- **What to do**: Write out every entry precisely as given, leaving the pictures out.

--- Start of Record extracts ---

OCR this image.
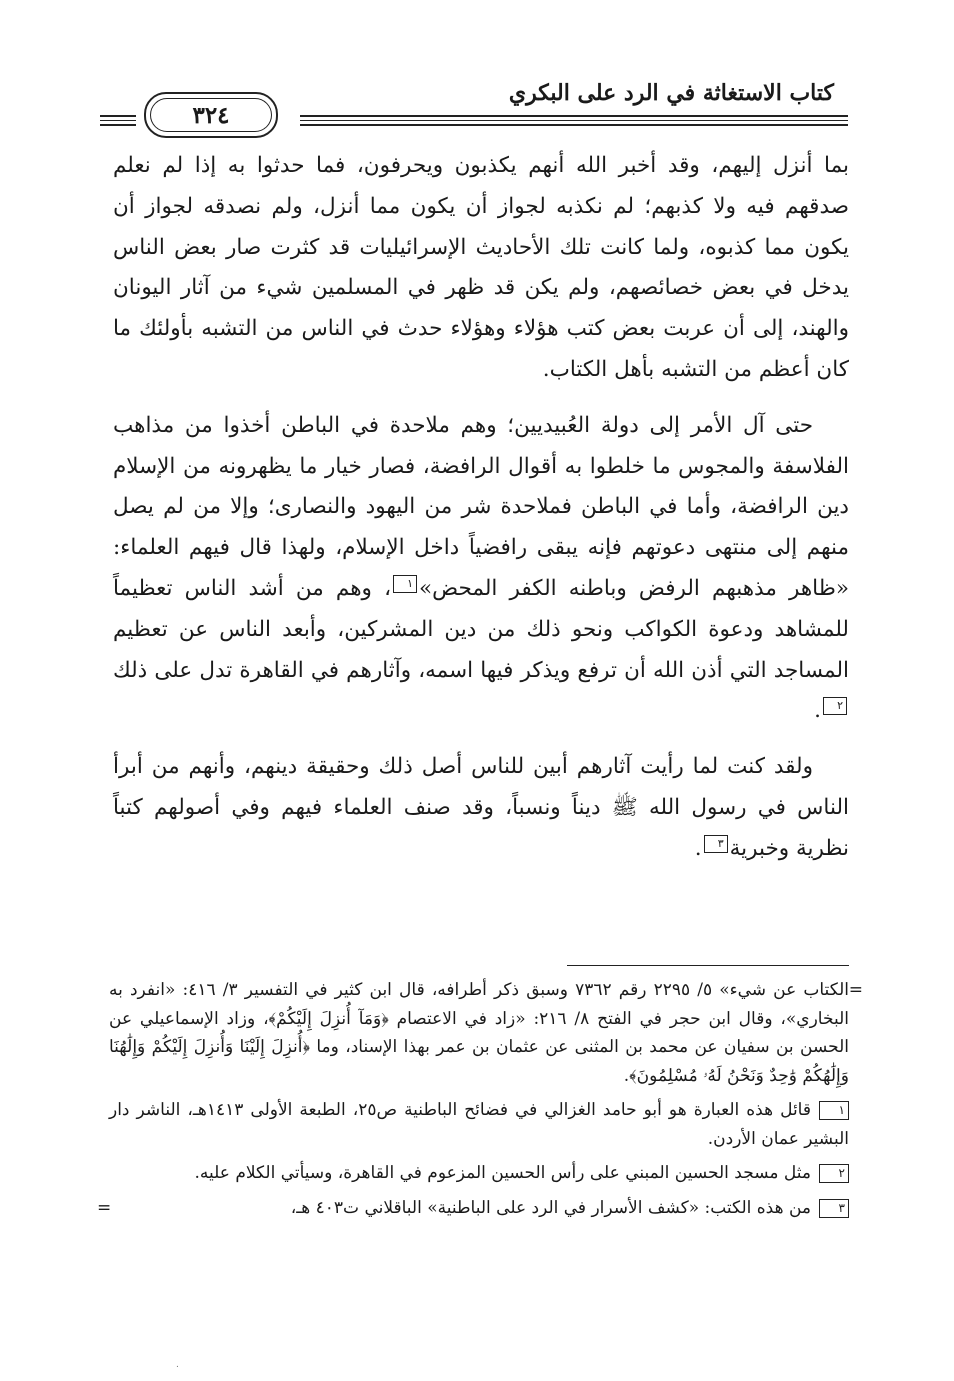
كتاب الاستغاثة في الرد على البكري
٣٢٤

بما أنزل إليهم، وقد أخبر الله أنهم يكذبون ويحرفون، فما حدثوا به إذا لم نعلم صدقهم فيه ولا كذبهم؛ لم نكذبه لجواز أن يكون مما أنزل، ولم نصدقه لجواز أن يكون مما كذبوه، ولما كانت تلك الأحاديث الإسرائيليات قد كثرت صار بعض الناس يدخل في بعض خصائصهم، ولم يكن قد ظهر في المسلمين شيء من آثار اليونان والهند، إلى أن عربت بعض كتب هؤلاء وهؤلاء حدث في الناس من التشبه بأولئك ما كان أعظم من التشبه بأهل الكتاب.

حتى آل الأمر إلى دولة العُبيديين؛ وهم ملاحدة في الباطن أخذوا من مذاهب الفلاسفة والمجوس ما خلطوا به أقوال الرافضة، فصار خيار ما يظهرونه من الإسلام دين الرافضة، وأما في الباطن فملاحدة شر من اليهود والنصارى؛ وإلا من لم يصل منهم إلى منتهى دعوتهم فإنه يبقى رافضياً داخل الإسلام، ولهذا قال فيهم العلماء: «ظاهر مذهبهم الرفض وباطنه الكفر المحض»١، وهم من أشد الناس تعظيماً للمشاهد ودعوة الكواكب ونحو ذلك من دين المشركين، وأبعد الناس عن تعظيم المساجد التي أذن الله أن ترفع ويذكر فيها اسمه، وآثارهم في القاهرة تدل على ذلك٢.

ولقد كنت لما رأيت آثارهم أبين للناس أصل ذلك وحقيقة دينهم، وأنهم من أبرأ الناس في رسول الله ﷺ ديناً ونسباً، وقد صنف العلماء فيهم وفي أصولهم كتباً نظرية وخبرية٣.

=
الكتاب عن شيء» ٥/ ٢٢٩٥ رقم ٧٣٦٢ وسبق ذكر أطرافه، قال ابن كثير في التفسير ٣/ ٤١٦: «انفرد به البخاري»، وقال ابن حجر في الفتح ٨/ ٢١٦: «زاد في الاعتصام ﴿وَمَآ أُنزِلَ إِلَيْكُمْ﴾، وزاد الإسماعيلي عن الحسن بن سفيان عن محمد بن المثنى عن عثمان بن عمر بهذا الإسناد، وما ﴿أُنزِلَ إِلَيْنَا وَأُنزِلَ إِلَيْكُمْ وَإِلَٰهُنَا وَإِلَٰهُكُمْ وَٰحِدٌ وَنَحْنُ لَهُۥ مُسْلِمُونَ﴾.

١قائل هذه العبارة هو أبو حامد الغزالي في فضائح الباطنية ص٢٥، الطبعة الأولى ١٤١٣هـ، الناشر دار البشير عمان الأردن.

٢مثل مسجد الحسين المبني على رأس الحسين المزعوم في القاهرة، وسيأتي الكلام عليه.

٣من هذه الكتب: «كشف الأسرار في الرد على الباطنية» الباقلاني ت٤٠٣ هـ،
=

.
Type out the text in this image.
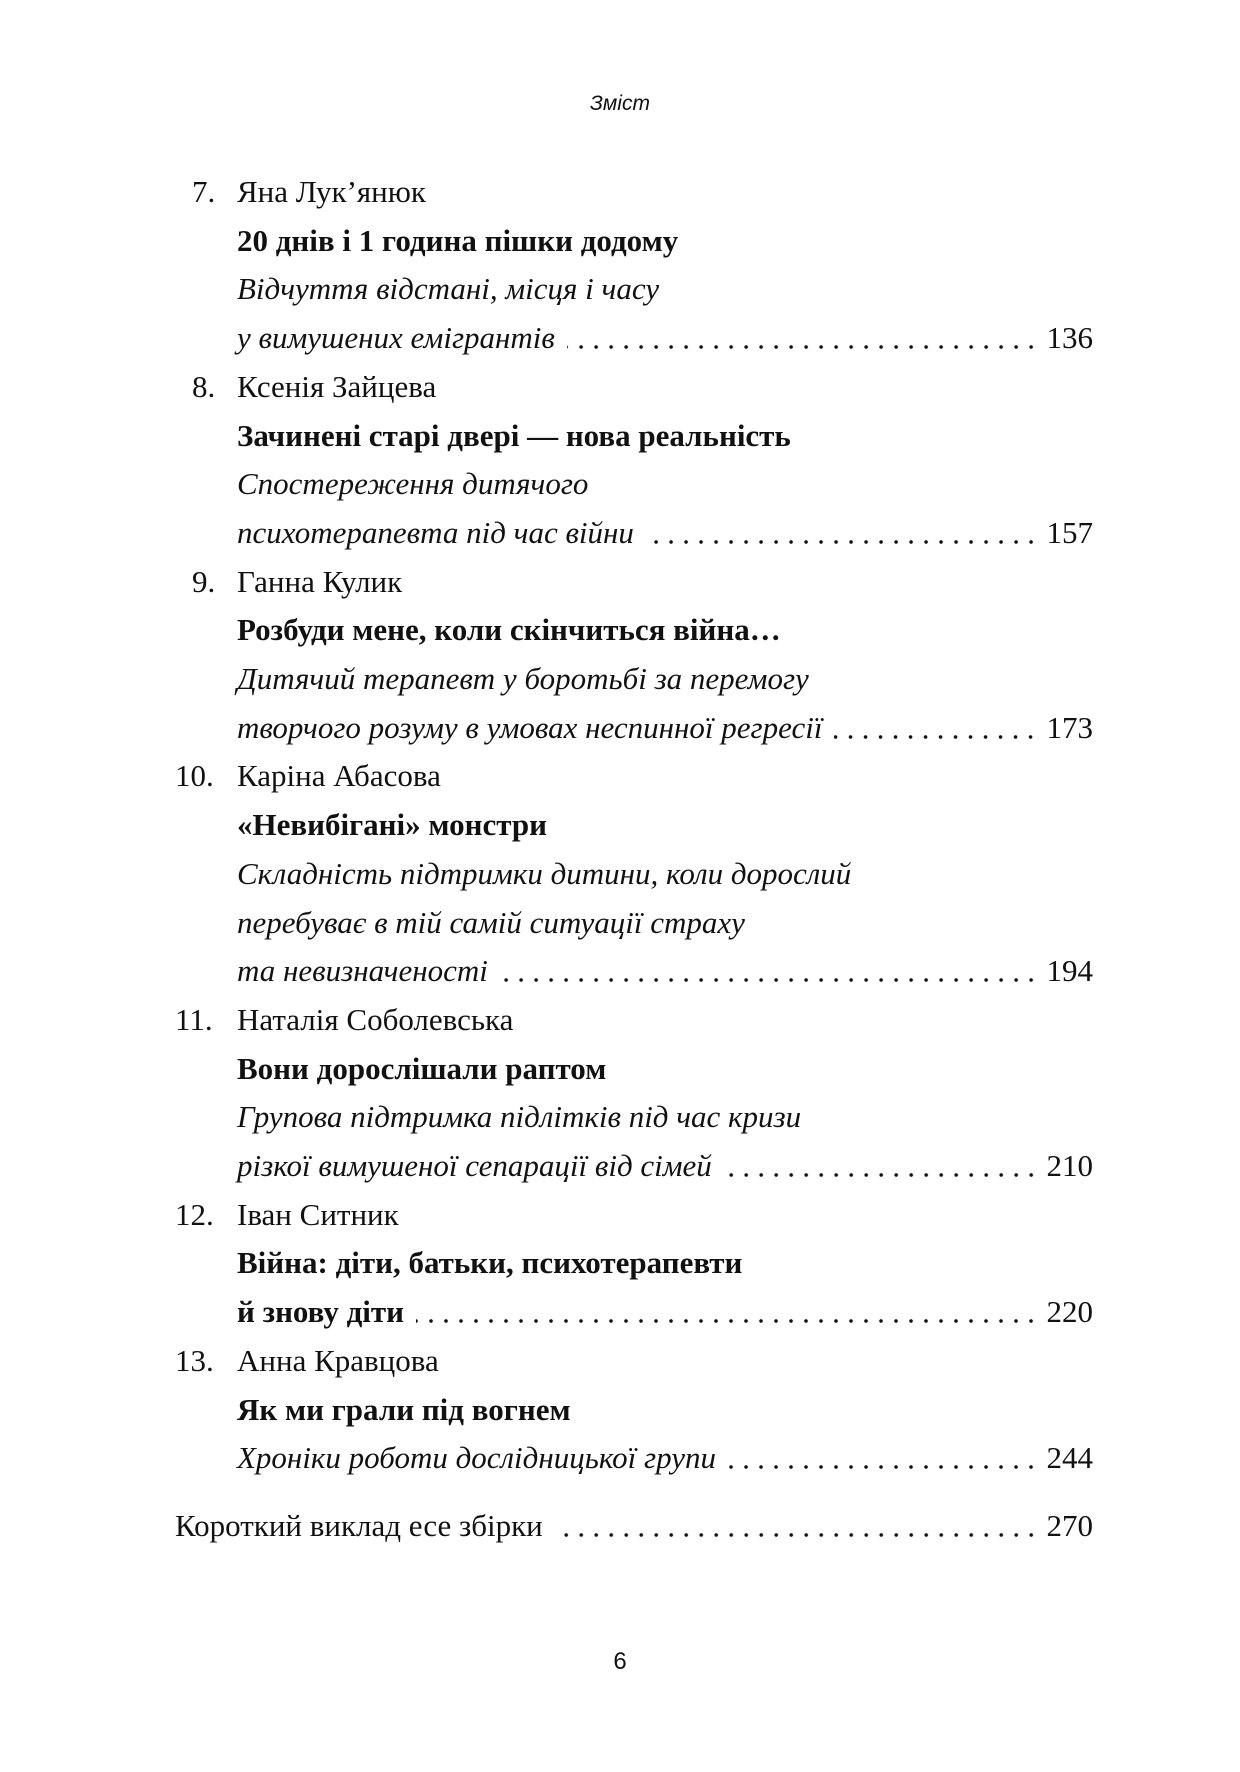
Зміст
7. Яна Лук’янюк
20 днів і 1 година пішки додому
Відчуття відстані, місця і часу
у вимушених емігрантів	136
8. Ксенія Зайцева
Зачинені старі двері — нова реальність
Спостереження дитячого
психотерапевта під час війни	157
9. Ганна Кулик
Розбуди мене, коли скінчиться війна…
Дитячий терапевт у боротьбі за перемогу
творчого розуму в умовах неспинної регресії	173
10. Каріна Абасова
«Невибігані» монстри
Складність підтримки дитини, коли дорослий
перебуває в тій самій ситуації страху
та невизначеності	194
11. Наталія Соболевська
Вони дорослішали раптом
Групова підтримка підлітків під час кризи
різкої вимушеної сепарації від сімей	210
12. Іван Ситник
Війна: діти, батьки, психотерапевти
й знову діти	220
13. Анна Кравцова
Як ми грали під вогнем
Хроніки роботи дослідницької групи	244
Короткий виклад есе збірки	270
6
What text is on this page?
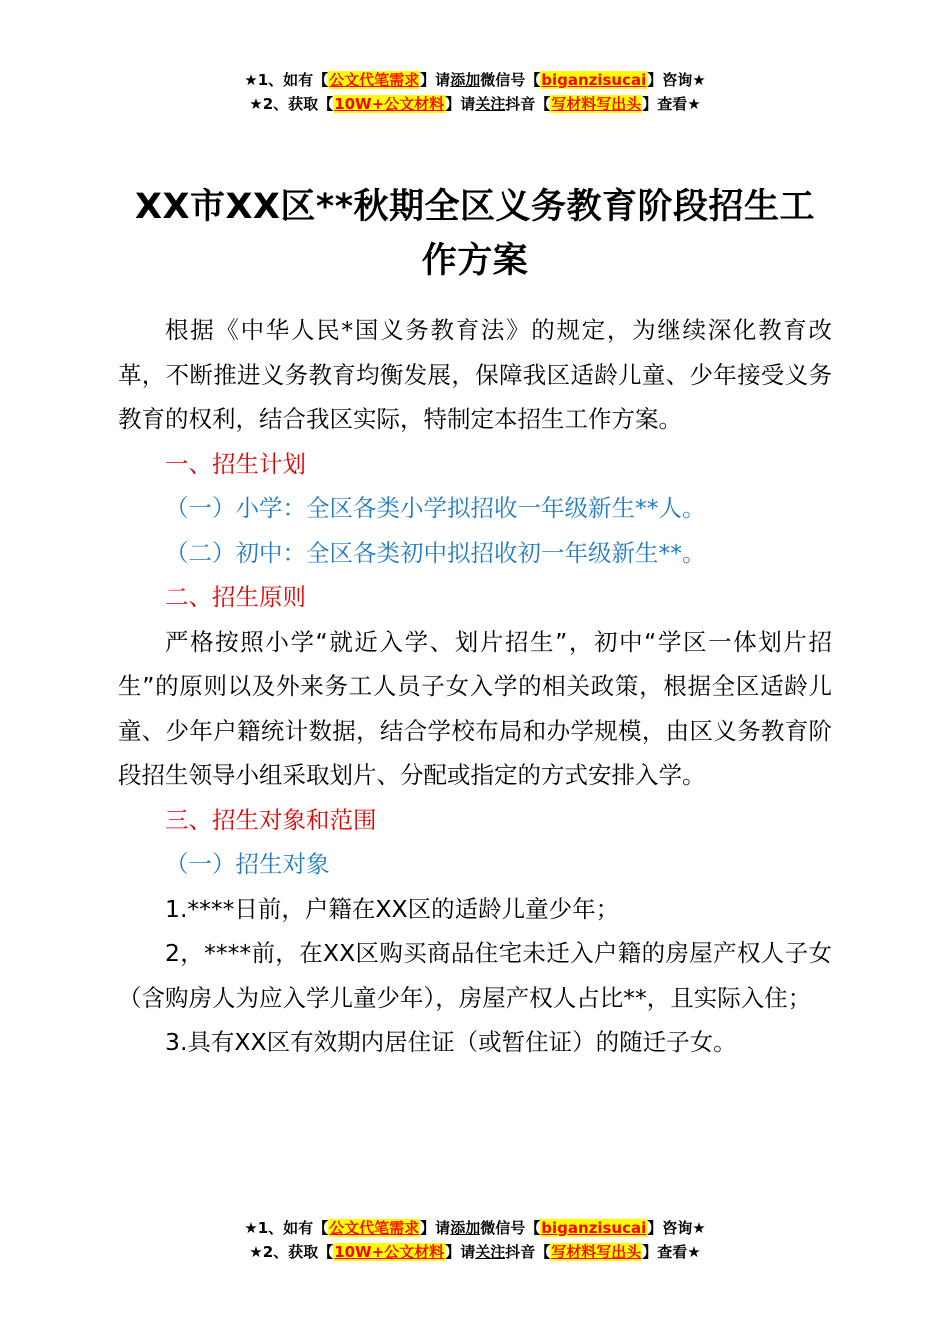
★1、如有【公文代笔需求】请添加微信号【biganzisucai】咨询★
★2、获取【10W+公文材料】请关注抖音【写材料写出头】查看★
XX市XX区**秋期全区义务教育阶段招生工作方案

根据《中华人民*国义务教育法》的规定，为继续深化教育改革，不断推进义务教育均衡发展，保障我区适龄儿童、少年接受义务教育的权利，结合我区实际，特制定本招生工作方案。

一、招生计划

（一）小学：全区各类小学拟招收一年级新生**人。

（二）初中：全区各类初中拟招收初一年级新生**。

二、招生原则

严格按照小学“就近入学、划片招生”，初中“学区一体划片招生”的原则以及外来务工人员子女入学的相关政策，根据全区适龄儿童、少年户籍统计数据，结合学校布局和办学规模，由区义务教育阶段招生领导小组采取划片、分配或指定的方式安排入学。

三、招生对象和范围

（一）招生对象

1.****日前，户籍在XX区的适龄儿童少年；

2，****前，在XX区购买商品住宅未迁入户籍的房屋产权人子女（含购房人为应入学儿童少年），房屋产权人占比**，且实际入住；

3.具有XX区有效期内居住证（或暂住证）的随迁子女。

★1、如有【公文代笔需求】请添加微信号【biganzisucai】咨询★
★2、获取【10W+公文材料】请关注抖音【写材料写出头】查看★
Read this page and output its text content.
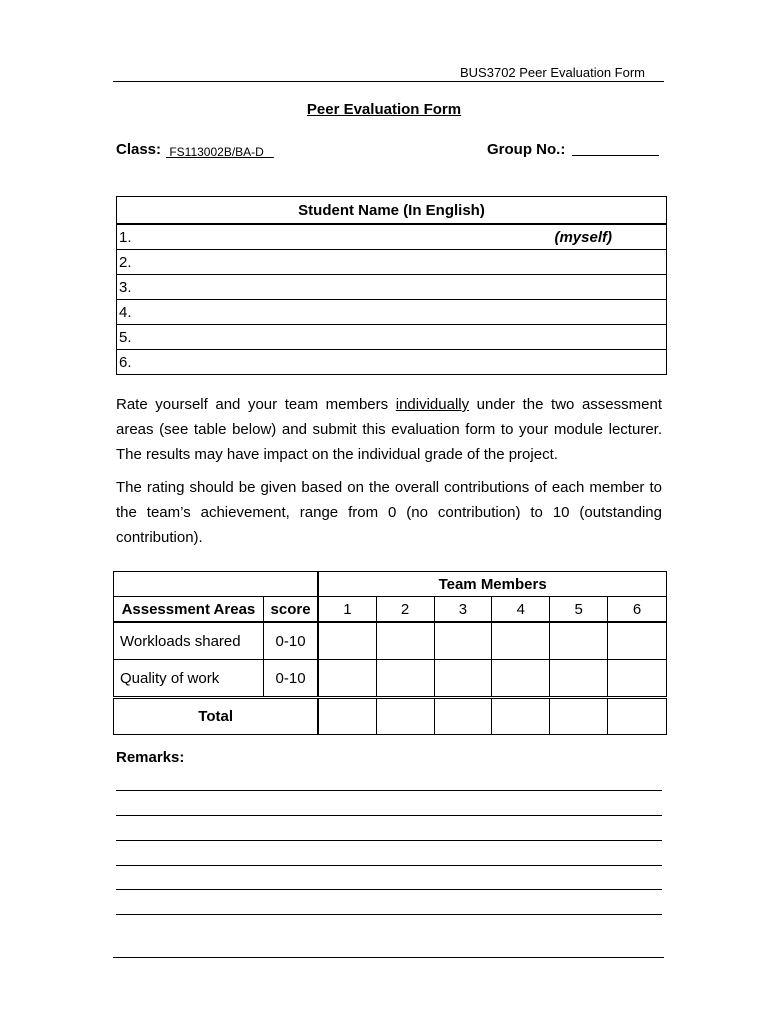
BUS3702 Peer Evaluation Form
Peer Evaluation Form
Class: FS113002B/BA-D	Group No.:
Student Name (In English)
1.	(myself)

2.
3.
4.
5.
6.
Rate yourself and your team members individually under the two assessment areas (see table below) and submit this evaluation form to your module lecturer. The results may have impact on the individual grade of the project.
The rating should be given based on the overall contributions of each member to the team’s achievement, range from 0 (no contribution) to 10 (outstanding contribution).
		Team Members					
Assessment Areas	score	1	2	3	4	5	6
Workloads shared	0-10						
Quality of work	0-10						
Total							
Remarks:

--- End of Record extracts ---

- **Worked solution**:
OCR this image.
كتاب الاستغاثة في الرد على البكري
٣٢٤

بما أنزل إليهم، وقد أخبر الله أنهم يكذبون ويحرفون، فما حدثوا به إذا لم نعلم صدقهم فيه ولا كذبهم؛ لم نكذبه لجواز أن يكون مما أنزل، ولم نصدقه لجواز أن يكون مما كذبوه، ولما كانت تلك الأحاديث الإسرائيليات قد كثرت صار بعض الناس يدخل في بعض خصائصهم، ولم يكن قد ظهر في المسلمين شيء من آثار اليونان والهند، إلى أن عربت بعض كتب هؤلاء وهؤلاء حدث في الناس من التشبه بأولئك ما كان أعظم من التشبه بأهل الكتاب.

حتى آل الأمر إلى دولة العُبيديين؛ وهم ملاحدة في الباطن أخذوا من مذاهب الفلاسفة والمجوس ما خلطوا به أقوال الرافضة، فصار خيار ما يظهرونه من الإسلام دين الرافضة، وأما في الباطن فملاحدة شر من اليهود والنصارى؛ وإلا من لم يصل منهم إلى منتهى دعوتهم فإنه يبقى رافضياً داخل الإسلام، ولهذا قال فيهم العلماء: «ظاهر مذهبهم الرفض وباطنه الكفر المحض»١، وهم من أشد الناس تعظيماً للمشاهد ودعوة الكواكب ونحو ذلك من دين المشركين، وأبعد الناس عن تعظيم المساجد التي أذن الله أن ترفع ويذكر فيها اسمه، وآثارهم في القاهرة تدل على ذلك٢.

ولقد كنت لما رأيت آثارهم أبين للناس أصل ذلك وحقيقة دينهم، وأنهم من أبرأ الناس في رسول الله ﷺ ديناً ونسباً، وقد صنف العلماء فيهم وفي أصولهم كتباً نظرية وخبرية٣.

=
الكتاب عن شيء» ٥/ ٢٢٩٥ رقم ٧٣٦٢ وسبق ذكر أطرافه، قال ابن كثير في التفسير ٣/ ٤١٦: «انفرد به البخاري»، وقال ابن حجر في الفتح ٨/ ٢١٦: «زاد في الاعتصام ﴿وَمَآ أُنزِلَ إِلَيْكُمْ﴾، وزاد الإسماعيلي عن الحسن بن سفيان عن محمد بن المثنى عن عثمان بن عمر بهذا الإسناد، وما ﴿أُنزِلَ إِلَيْنَا وَأُنزِلَ إِلَيْكُمْ وَإِلَٰهُنَا وَإِلَٰهُكُمْ وَٰحِدٌ وَنَحْنُ لَهُۥ مُسْلِمُونَ﴾.

١قائل هذه العبارة هو أبو حامد الغزالي في فضائح الباطنية ص٢٥، الطبعة الأولى ١٤١٣هـ، الناشر دار البشير عمان الأردن.

٢مثل مسجد الحسين المبني على رأس الحسين المزعوم في القاهرة، وسيأتي الكلام عليه.

٣من هذه الكتب: «كشف الأسرار في الرد على الباطنية» الباقلاني ت٤٠٣ هـ،
=

.
Type out the text in this image.
Зміст
7. Яна Лук’янюк
20 днів і 1 година пішки додому
Відчуття відстані, місця і часу
у вимушених емігрантів	136
8. Ксенія Зайцева
Зачинені старі двері — нова реальність
Спостереження дитячого
психотерапевта під час війни	157
9. Ганна Кулик
Розбуди мене, коли скінчиться війна…
Дитячий терапевт у боротьбі за перемогу
творчого розуму в умовах неспинної регресії	173
10. Каріна Абасова
«Невибігані» монстри
Складність підтримки дитини, коли дорослий
перебуває в тій самій ситуації страху
та невизначеності	194
11. Наталія Соболевська
Вони дорослішали раптом
Групова підтримка підлітків під час кризи
різкої вимушеної сепарації від сімей	210
12. Іван Ситник
Війна: діти, батьки, психотерапевти
й знову діти	220
13. Анна Кравцова
Як ми грали під вогнем
Хроніки роботи дослідницької групи	244
Короткий виклад есе збірки	270
6
What text is on this page?
★1、如有【公文代笔需求】请添加微信号【biganzisucai】咨询★
★2、获取【10W+公文材料】请关注抖音【写材料写出头】查看★
XX市XX区**秋期全区义务教育阶段招生工作方案

根据《中华人民*国义务教育法》的规定，为继续深化教育改革，不断推进义务教育均衡发展，保障我区适龄儿童、少年接受义务教育的权利，结合我区实际，特制定本招生工作方案。

一、招生计划

（一）小学：全区各类小学拟招收一年级新生**人。

（二）初中：全区各类初中拟招收初一年级新生**。

二、招生原则

严格按照小学“就近入学、划片招生”，初中“学区一体划片招生”的原则以及外来务工人员子女入学的相关政策，根据全区适龄儿童、少年户籍统计数据，结合学校布局和办学规模，由区义务教育阶段招生领导小组采取划片、分配或指定的方式安排入学。

三、招生对象和范围

（一）招生对象

1.****日前，户籍在XX区的适龄儿童少年；

2，****前，在XX区购买商品住宅未迁入户籍的房屋产权人子女（含购房人为应入学儿童少年），房屋产权人占比**，且实际入住；

3.具有XX区有效期内居住证（或暂住证）的随迁子女。

★1、如有【公文代笔需求】请添加微信号【biganzisucai】咨询★
★2、获取【10W+公文材料】请关注抖音【写材料写出头】查看★
Read this page and output its text content.
BUS3702 Peer Evaluation Form
Peer Evaluation Form
Class: FS113002B/BA-D	Group No.:
Student Name (In English)
1.	(myself)

2.
3.
4.
5.
6.
Rate yourself and your team members individually under the two assessment areas (see table below) and submit this evaluation form to your module lecturer. The results may have impact on the individual grade of the project.
The rating should be given based on the overall contributions of each member to the team’s achievement, range from 0 (no contribution) to 10 (outstanding contribution).
		Team Members					
Assessment Areas	score	1	2	3	4	5	6
Workloads shared	0-10						
Quality of work	0-10						
Total							
Remarks:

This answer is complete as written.